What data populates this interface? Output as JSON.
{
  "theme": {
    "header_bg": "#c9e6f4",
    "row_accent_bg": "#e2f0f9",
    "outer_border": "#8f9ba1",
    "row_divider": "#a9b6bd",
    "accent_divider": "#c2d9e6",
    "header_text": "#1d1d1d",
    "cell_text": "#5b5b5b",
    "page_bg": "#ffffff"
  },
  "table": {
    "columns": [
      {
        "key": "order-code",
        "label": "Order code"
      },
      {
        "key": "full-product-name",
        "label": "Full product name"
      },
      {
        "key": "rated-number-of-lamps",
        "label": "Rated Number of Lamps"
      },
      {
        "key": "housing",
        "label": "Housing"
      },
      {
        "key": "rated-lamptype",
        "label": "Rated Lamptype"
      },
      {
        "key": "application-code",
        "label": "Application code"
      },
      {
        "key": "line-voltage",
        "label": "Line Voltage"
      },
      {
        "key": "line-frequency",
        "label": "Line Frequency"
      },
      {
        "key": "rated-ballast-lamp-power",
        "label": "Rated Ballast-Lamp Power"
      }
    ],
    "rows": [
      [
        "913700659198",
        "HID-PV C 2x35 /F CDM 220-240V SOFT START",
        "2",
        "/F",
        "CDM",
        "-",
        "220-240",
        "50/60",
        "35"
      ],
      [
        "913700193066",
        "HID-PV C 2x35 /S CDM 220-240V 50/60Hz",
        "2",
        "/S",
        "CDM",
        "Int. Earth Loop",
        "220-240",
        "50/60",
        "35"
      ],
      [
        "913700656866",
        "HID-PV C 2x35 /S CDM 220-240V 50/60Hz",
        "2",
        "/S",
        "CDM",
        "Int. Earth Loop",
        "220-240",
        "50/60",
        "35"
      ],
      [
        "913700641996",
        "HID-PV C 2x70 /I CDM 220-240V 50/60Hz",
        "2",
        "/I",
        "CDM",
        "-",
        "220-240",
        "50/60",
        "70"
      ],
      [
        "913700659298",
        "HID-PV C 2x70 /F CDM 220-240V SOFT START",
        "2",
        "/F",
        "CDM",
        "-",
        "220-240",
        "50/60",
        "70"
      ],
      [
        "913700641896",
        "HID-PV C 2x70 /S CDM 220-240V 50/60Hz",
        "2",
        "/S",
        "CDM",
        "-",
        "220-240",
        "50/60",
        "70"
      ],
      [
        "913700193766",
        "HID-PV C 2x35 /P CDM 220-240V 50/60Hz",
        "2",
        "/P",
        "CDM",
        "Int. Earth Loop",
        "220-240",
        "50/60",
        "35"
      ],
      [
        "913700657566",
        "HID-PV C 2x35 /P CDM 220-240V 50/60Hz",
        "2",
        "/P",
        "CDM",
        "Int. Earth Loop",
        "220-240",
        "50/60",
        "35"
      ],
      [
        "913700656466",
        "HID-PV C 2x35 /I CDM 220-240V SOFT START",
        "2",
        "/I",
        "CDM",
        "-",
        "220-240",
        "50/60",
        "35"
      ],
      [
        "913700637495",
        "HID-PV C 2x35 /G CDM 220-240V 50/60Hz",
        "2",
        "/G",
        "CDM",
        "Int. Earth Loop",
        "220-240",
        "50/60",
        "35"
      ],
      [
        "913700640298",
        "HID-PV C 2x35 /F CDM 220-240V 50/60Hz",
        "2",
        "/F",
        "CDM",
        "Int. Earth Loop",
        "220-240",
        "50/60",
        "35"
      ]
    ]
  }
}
******************************
Exercise task: Transcribe every entry exactly, omitting nothing.

Task solution:
What data populates this interface? Output as JSON.
{
  "theme": {
    "header_bg": "#c9e6f4",
    "row_accent_bg": "#e2f0f9",
    "outer_border": "#8f9ba1",
    "row_divider": "#a9b6bd",
    "accent_divider": "#c2d9e6",
    "header_text": "#1d1d1d",
    "cell_text": "#5b5b5b",
    "page_bg": "#ffffff"
  },
  "table": {
    "columns": [
      {
        "key": "order-code",
        "label": "Order code"
      },
      {
        "key": "full-product-name",
        "label": "Full product name"
      },
      {
        "key": "rated-number-of-lamps",
        "label": "Rated Number of Lamps"
      },
      {
        "key": "housing",
        "label": "Housing"
      },
      {
        "key": "rated-lamptype",
        "label": "Rated Lamptype"
      },
      {
        "key": "application-code",
        "label": "Application code"
      },
      {
        "key": "line-voltage",
        "label": "Line Voltage"
      },
      {
        "key": "line-frequency",
        "label": "Line Frequency"
      },
      {
        "key": "rated-ballast-lamp-power",
        "label": "Rated Ballast-Lamp Power"
      }
    ],
    "rows": [
      [
        "913700659198",
        "HID-PV C 2x35 /F CDM 220-240V SOFT START",
        "2",
        "/F",
        "CDM",
        "-",
        "220-240",
        "50/60",
        "35"
      ],
      [
        "913700193066",
        "HID-PV C 2x35 /S CDM 220-240V 50/60Hz",
        "2",
        "/S",
        "CDM",
        "Int. Earth Loop",
        "220-240",
        "50/60",
        "35"
      ],
      [
        "913700656866",
        "HID-PV C 2x35 /S CDM 220-240V 50/60Hz",
        "2",
        "/S",
        "CDM",
        "Int. Earth Loop",
        "220-240",
        "50/60",
        "35"
      ],
      [
        "913700641996",
        "HID-PV C 2x70 /I CDM 220-240V 50/60Hz",
        "2",
        "/I",
        "CDM",
        "-",
        "220-240",
        "50/60",
        "70"
      ],
      [
        "913700659298",
        "HID-PV C 2x70 /F CDM 220-240V SOFT START",
        "2",
        "/F",
        "CDM",
        "-",
        "220-240",
        "50/60",
        "70"
      ],
      [
        "913700641896",
        "HID-PV C 2x70 /S CDM 220-240V 50/60Hz",
        "2",
        "/S",
        "CDM",
        "-",
        "220-240",
        "50/60",
        "70"
      ],
      [
        "913700193766",
        "HID-PV C 2x35 /P CDM 220-240V 50/60Hz",
        "2",
        "/P",
        "CDM",
        "Int. Earth Loop",
        "220-240",
        "50/60",
        "35"
      ],
      [
        "913700657566",
        "HID-PV C 2x35 /P CDM 220-240V 50/60Hz",
        "2",
        "/P",
        "CDM",
        "Int. Earth Loop",
        "220-240",
        "50/60",
        "35"
      ],
      [
        "913700656466",
        "HID-PV C 2x35 /I CDM 220-240V SOFT START",
        "2",
        "/I",
        "CDM",
        "-",
        "220-240",
        "50/60",
        "35"
      ],
      [
        "913700637495",
        "HID-PV C 2x35 /G CDM 220-240V 50/60Hz",
        "2",
        "/G",
        "CDM",
        "Int. Earth Loop",
        "220-240",
        "50/60",
        "35"
      ],
      [
        "913700640298",
        "HID-PV C 2x35 /F CDM 220-240V 50/60Hz",
        "2",
        "/F",
        "CDM",
        "Int. Earth Loop",
        "220-240",
        "50/60",
        "35"
      ]
    ]
  }
}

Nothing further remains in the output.